*SET PROBLEM*
Leave out the pictures and copy everything else in the entries exactly.

(Data entries)
■ ■ ■ ■ ■
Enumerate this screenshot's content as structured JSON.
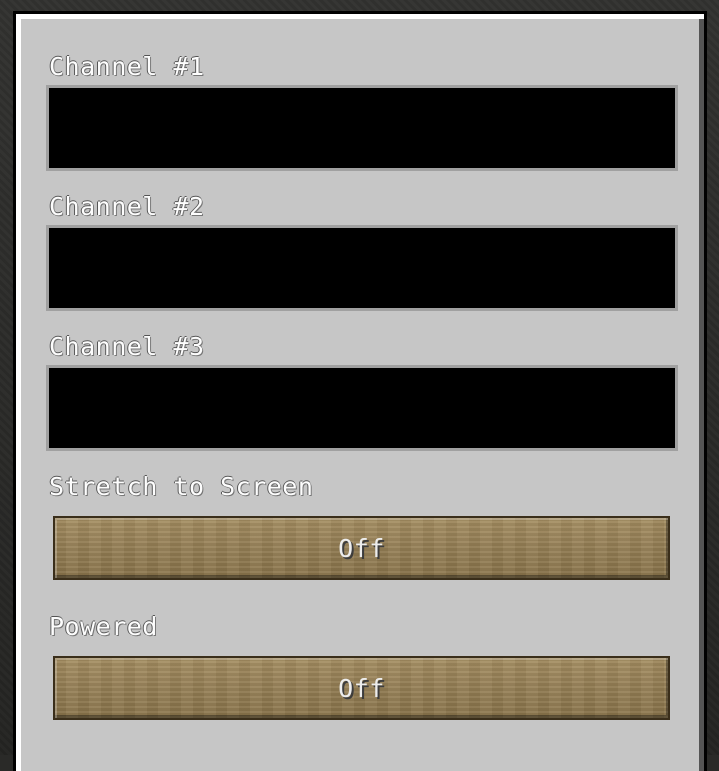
{
  "channels": [
    {
      "label": "Channel #1",
      "value": ""
    },
    {
      "label": "Channel #2",
      "value": ""
    },
    {
      "label": "Channel #3",
      "value": ""
    }
  ],
  "stretch": {
    "label": "Stretch to Screen",
    "state": "Off"
  },
  "powered": {
    "label": "Powered",
    "state": "Off"
  },
  "colors": {
    "panel": "#c6c6c6",
    "field": "#000000",
    "button_wood": "#957f55",
    "label_text": "#fdfdfd"
  }
}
■ ■ ■ ■ ■
*ANSWER TO THIS EXERCISE*
Enumerate this screenshot's content as structured JSON.
{
  "channels": [
    {
      "label": "Channel #1",
      "value": ""
    },
    {
      "label": "Channel #2",
      "value": ""
    },
    {
      "label": "Channel #3",
      "value": ""
    }
  ],
  "stretch": {
    "label": "Stretch to Screen",
    "state": "Off"
  },
  "powered": {
    "label": "Powered",
    "state": "Off"
  },
  "colors": {
    "panel": "#c6c6c6",
    "field": "#000000",
    "button_wood": "#957f55",
    "label_text": "#fdfdfd"
  }
}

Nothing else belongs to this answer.